§ **WRITTEN INSTRUCTION**
Drop all images and give the records again exactly.

§ **RECORDS**
········

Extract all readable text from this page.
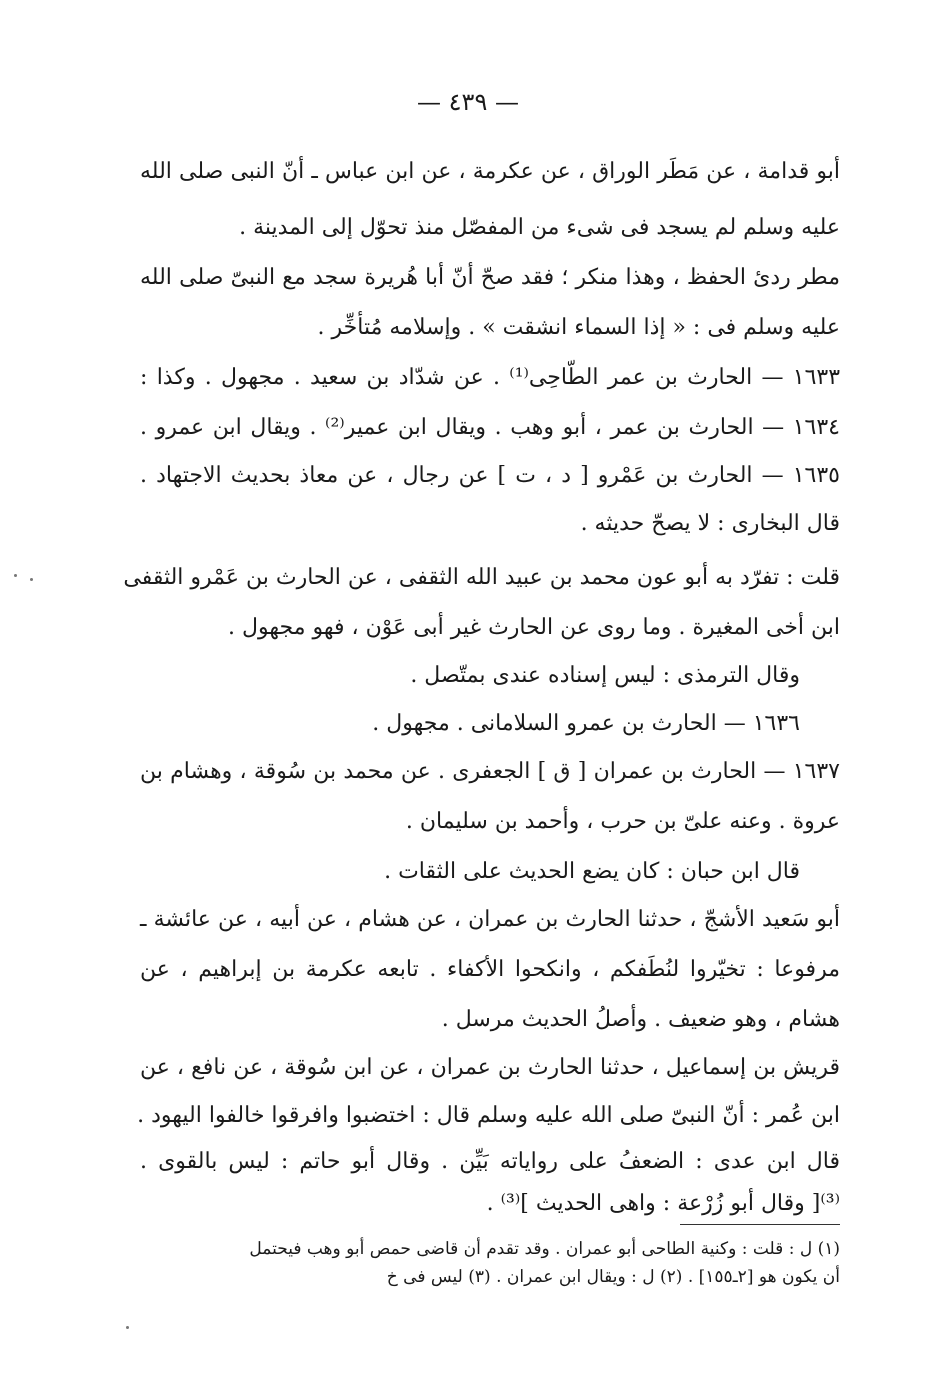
— ٤٣٩ —
أبو قدامة ، عن مَطَر الوراق ، عن عكرمة ، عن ابن عباس ـ أنّ النبى صلى الله
عليه وسلم لم يسجد فى شىء من المفصّل منذ تحوّل إلى المدينة .
مطر ردئ الحفظ ، وهذا منكر ؛ فقد صحّ أنّ أبا هُريرة سجد مع النبىّ صلى الله
عليه وسلم فى : « إذا السماء انشقت » . وإسلامه مُتأخِّر .
١٦٣٣ — الحارث بن عمر الطّاحِى⁽¹⁾ . عن شدّاد بن سعيد . مجهول . وكذا :
١٦٣٤ — الحارث بن عمر ، أبو وهب . ويقال ابن عمير⁽²⁾ . ويقال ابن عمرو .
١٦٣٥ — الحارث بن عَمْرو [ د ، ت ] عن رجال ، عن معاذ بحديث الاجتهاد .
قال البخارى : لا يصحّ حديثه .
قلت : تفرّد به أبو عون محمد بن عبيد الله الثقفى ، عن الحارث بن عَمْرو الثقفى
ابن أخى المغيرة . وما روى عن الحارث غير أبى عَوْن ، فهو مجهول .
وقال الترمذى : ليس إسناده عندى بمتّصل .
١٦٣٦ — الحارث بن عمرو السلامانى . مجهول .
١٦٣٧ — الحارث بن عمران [ ق ] الجعفرى . عن محمد بن سُوقة ، وهشام بن
عروة . وعنه علىّ بن حرب ، وأحمد بن سليمان .
قال ابن حبان : كان يضع الحديث على الثقات .
أبو سَعيد الأشجّ ، حدثنا الحارث بن عمران ، عن هشام ، عن أبيه ، عن عائشة ـ
مرفوعا : تخيّروا لنُطَفكم ، وانكحوا الأكفاء . تابعه عكرمة بن إبراهيم ، عن
هشام ، وهو ضعيف . وأصلُ الحديث مرسل .
قريش بن إسماعيل ، حدثنا الحارث بن عمران ، عن ابن سُوقة ، عن نافع ، عن
ابن عُمر : أنّ النبىّ صلى الله عليه وسلم قال : اختضبوا وافرقوا خالفوا اليهود .
قال ابن عدى : الضعفُ على رواياته بَيِّن . وقال أبو حاتم : ليس بالقوى .
⁽³⁾[ وقال أبو زُرْعة : واهى الحديث ]⁽³⁾ .
(١) ل : قلت : وكنية الطاحى أبو عمران . وقد تقدم أن قاضى حمص أبو وهب فيحتمل
أن يكون هو [٢ـ١٥٥] . (٢) ل : ويقال ابن عمران . (٣) ليس فى خ
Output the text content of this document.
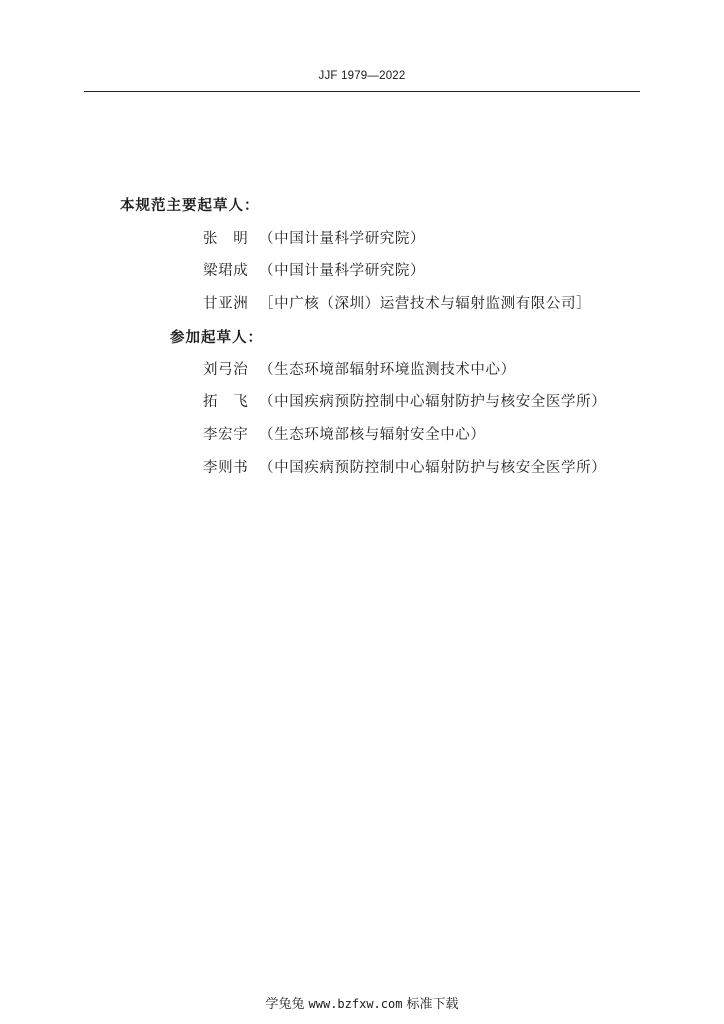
JJF 1979—2022
本规范主要起草人：
张　明 （中国计量科学研究院）
梁珺成 （中国计量科学研究院）
甘亚洲 ［中广核（深圳）运营技术与辐射监测有限公司］
参加起草人：
刘弓治 （生态环境部辐射环境监测技术中心）
拓　飞 （中国疾病预防控制中心辐射防护与核安全医学所）
李宏宇 （生态环境部核与辐射安全中心）
李则书 （中国疾病预防控制中心辐射防护与核安全医学所）
学兔兔 www.bzfxw.com 标准下载
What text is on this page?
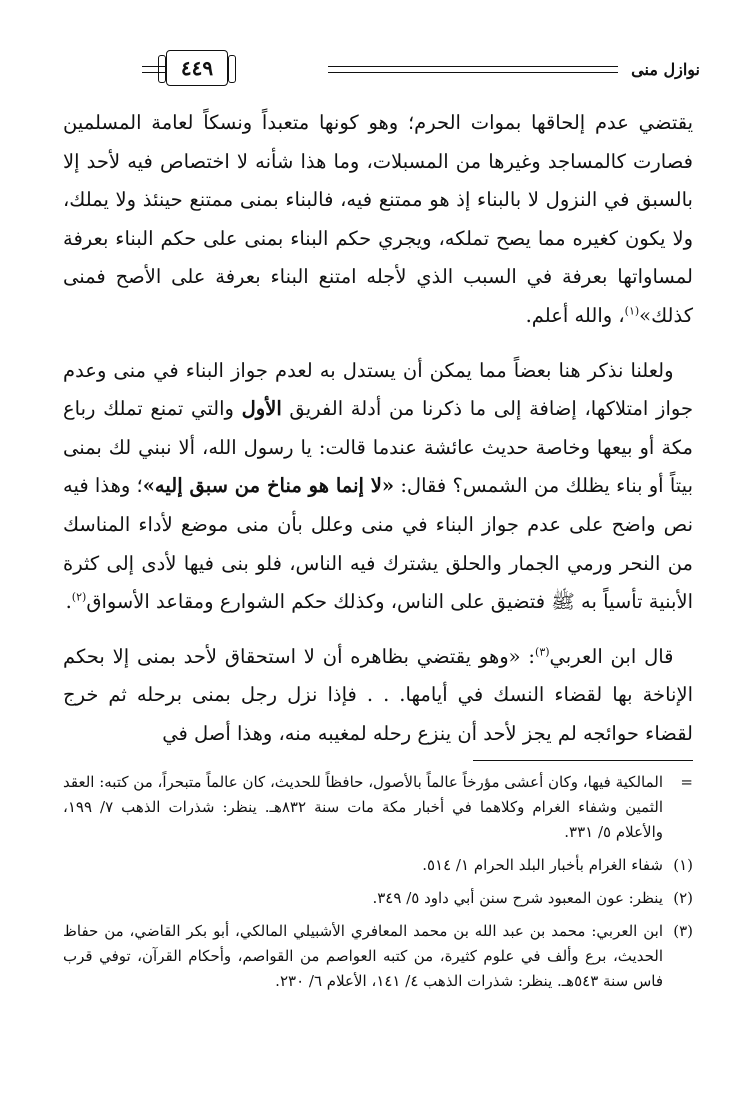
نوازل منى
٤٤٩

يقتضي عدم إلحاقها بموات الحرم؛ وهو كونها متعبداً ونسكاً لعامة المسلمين فصارت كالمساجد وغيرها من المسبلات، وما هذا شأنه لا اختصاص فيه لأحد إلا بالسبق في النزول لا بالبناء إذ هو ممتنع فيه، فالبناء بمنى ممتنع حينئذ ولا يملك، ولا يكون كغيره مما يصح تملكه، ويجري حكم البناء بمنى على حكم البناء بعرفة لمساواتها بعرفة في السبب الذي لأجله امتنع البناء بعرفة على الأصح فمنى كذلك»$^{(١)}$، والله أعلم.

 ولعلنا نذكر هنا بعضاً مما يمكن أن يستدل به لعدم جواز البناء في منى وعدم جواز امتلاكها، إضافة إلى ما ذكرنا من أدلة الفريق الأول والتي تمنع تملك رباع مكة أو بيعها وخاصة حديث عائشة عندما قالت: يا رسول الله، ألا نبني لك بمنى بيتاً أو بناء يظلك من الشمس؟ فقال: «لا إنما هو مناخ من سبق إليه»؛ وهذا فيه نص واضح على عدم جواز البناء في منى وعلل بأن منى موضع لأداء المناسك من النحر ورمي الجمار والحلق يشترك فيه الناس، فلو بنى فيها لأدى إلى كثرة الأبنية تأسياً به ﷺ فتضيق على الناس، وكذلك حكم الشوارع ومقاعد الأسواق$^{(٢)}$.

 قال ابن العربي$^{(٣)}$: «وهو يقتضي بظاهره أن لا استحقاق لأحد بمنى إلا بحكم الإناخة بها لقضاء النسك في أيامها. . . فإذا نزل رجل بمنى برحله ثم خرج لقضاء حوائجه لم يجز لأحد أن ينزع رحله لمغيبه منه، وهذا أصل في

=
المالكية فيها، وكان أعشى مؤرخاً عالماً بالأصول، حافظاً للحديث، كان عالماً متبحراً، من كتبه: العقد الثمين وشفاء الغرام وكلاهما في أخبار مكة مات سنة ٨٣٢هـ. ينظر: شذرات الذهب ٧/ ١٩٩، والأعلام ٥/ ٣٣١.
(١)
شفاء الغرام بأخبار البلد الحرام ١/ ٥١٤.
(٢)
ينظر: عون المعبود شرح سنن أبي داود ٥/ ٣٤٩.
(٣)
ابن العربي: محمد بن عبد الله بن محمد المعافري الأشبيلي المالكي، أبو بكر القاضي، من حفاظ الحديث، برع وألف في علوم كثيرة، من كتبه العواصم من القواصم، وأحكام القرآن، توفي قرب فاس سنة ٥٤٣هـ. ينظر: شذرات الذهب ٤/ ١٤١، الأعلام ٦/ ٢٣٠.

········

§ **SOLUTION FOR THIS PROBLEM**
Extract all readable text from this page.
— ٤٣٩ —
أبو قدامة ، عن مَطَر الوراق ، عن عكرمة ، عن ابن عباس ـ أنّ النبى صلى الله
عليه وسلم لم يسجد فى شىء من المفصّل منذ تحوّل إلى المدينة .
مطر ردئ الحفظ ، وهذا منكر ؛ فقد صحّ أنّ أبا هُريرة سجد مع النبىّ صلى الله
عليه وسلم فى : « إذا السماء انشقت » . وإسلامه مُتأخِّر .
١٦٣٣ — الحارث بن عمر الطّاحِى⁽¹⁾ . عن شدّاد بن سعيد . مجهول . وكذا :
١٦٣٤ — الحارث بن عمر ، أبو وهب . ويقال ابن عمير⁽²⁾ . ويقال ابن عمرو .
١٦٣٥ — الحارث بن عَمْرو [ د ، ت ] عن رجال ، عن معاذ بحديث الاجتهاد .
قال البخارى : لا يصحّ حديثه .
قلت : تفرّد به أبو عون محمد بن عبيد الله الثقفى ، عن الحارث بن عَمْرو الثقفى
ابن أخى المغيرة . وما روى عن الحارث غير أبى عَوْن ، فهو مجهول .
وقال الترمذى : ليس إسناده عندى بمتّصل .
١٦٣٦ — الحارث بن عمرو السلامانى . مجهول .
١٦٣٧ — الحارث بن عمران [ ق ] الجعفرى . عن محمد بن سُوقة ، وهشام بن
عروة . وعنه علىّ بن حرب ، وأحمد بن سليمان .
قال ابن حبان : كان يضع الحديث على الثقات .
أبو سَعيد الأشجّ ، حدثنا الحارث بن عمران ، عن هشام ، عن أبيه ، عن عائشة ـ
مرفوعا : تخيّروا لنُطَفكم ، وانكحوا الأكفاء . تابعه عكرمة بن إبراهيم ، عن
هشام ، وهو ضعيف . وأصلُ الحديث مرسل .
قريش بن إسماعيل ، حدثنا الحارث بن عمران ، عن ابن سُوقة ، عن نافع ، عن
ابن عُمر : أنّ النبىّ صلى الله عليه وسلم قال : اختضبوا وافرقوا خالفوا اليهود .
قال ابن عدى : الضعفُ على رواياته بَيِّن . وقال أبو حاتم : ليس بالقوى .
⁽³⁾[ وقال أبو زُرْعة : واهى الحديث ]⁽³⁾ .
(١) ل : قلت : وكنية الطاحى أبو عمران . وقد تقدم أن قاضى حمص أبو وهب فيحتمل
أن يكون هو [٢ـ١٥٥] . (٢) ل : ويقال ابن عمران . (٣) ليس فى خ
Output the text content of this document.
JJF 1979—2022
本规范主要起草人：
张　明 （中国计量科学研究院）
梁珺成 （中国计量科学研究院）
甘亚洲 ［中广核（深圳）运营技术与辐射监测有限公司］
参加起草人：
刘弓治 （生态环境部辐射环境监测技术中心）
拓　飞 （中国疾病预防控制中心辐射防护与核安全医学所）
李宏宇 （生态环境部核与辐射安全中心）
李则书 （中国疾病预防控制中心辐射防护与核安全医学所）
学兔兔 www.bzfxw.com 标准下载
What text is on this page?
نوازل منى
٤٤٩

يقتضي عدم إلحاقها بموات الحرم؛ وهو كونها متعبداً ونسكاً لعامة المسلمين فصارت كالمساجد وغيرها من المسبلات، وما هذا شأنه لا اختصاص فيه لأحد إلا بالسبق في النزول لا بالبناء إذ هو ممتنع فيه، فالبناء بمنى ممتنع حينئذ ولا يملك، ولا يكون كغيره مما يصح تملكه، ويجري حكم البناء بمنى على حكم البناء بعرفة لمساواتها بعرفة في السبب الذي لأجله امتنع البناء بعرفة على الأصح فمنى كذلك»$^{(١)}$، والله أعلم.

 ولعلنا نذكر هنا بعضاً مما يمكن أن يستدل به لعدم جواز البناء في منى وعدم جواز امتلاكها، إضافة إلى ما ذكرنا من أدلة الفريق الأول والتي تمنع تملك رباع مكة أو بيعها وخاصة حديث عائشة عندما قالت: يا رسول الله، ألا نبني لك بمنى بيتاً أو بناء يظلك من الشمس؟ فقال: «لا إنما هو مناخ من سبق إليه»؛ وهذا فيه نص واضح على عدم جواز البناء في منى وعلل بأن منى موضع لأداء المناسك من النحر ورمي الجمار والحلق يشترك فيه الناس، فلو بنى فيها لأدى إلى كثرة الأبنية تأسياً به ﷺ فتضيق على الناس، وكذلك حكم الشوارع ومقاعد الأسواق$^{(٢)}$.

 قال ابن العربي$^{(٣)}$: «وهو يقتضي بظاهره أن لا استحقاق لأحد بمنى إلا بحكم الإناخة بها لقضاء النسك في أيامها. . . فإذا نزل رجل بمنى برحله ثم خرج لقضاء حوائجه لم يجز لأحد أن ينزع رحله لمغيبه منه، وهذا أصل في

=
المالكية فيها، وكان أعشى مؤرخاً عالماً بالأصول، حافظاً للحديث، كان عالماً متبحراً، من كتبه: العقد الثمين وشفاء الغرام وكلاهما في أخبار مكة مات سنة ٨٣٢هـ. ينظر: شذرات الذهب ٧/ ١٩٩، والأعلام ٥/ ٣٣١.
(١)
شفاء الغرام بأخبار البلد الحرام ١/ ٥١٤.
(٢)
ينظر: عون المعبود شرح سنن أبي داود ٥/ ٣٤٩.
(٣)
ابن العربي: محمد بن عبد الله بن محمد المعافري الأشبيلي المالكي، أبو بكر القاضي، من حفاظ الحديث، برع وألف في علوم كثيرة، من كتبه العواصم من القواصم، وأحكام القرآن، توفي قرب فاس سنة ٥٤٣هـ. ينظر: شذرات الذهب ٤/ ١٤١، الأعلام ٦/ ٢٣٠.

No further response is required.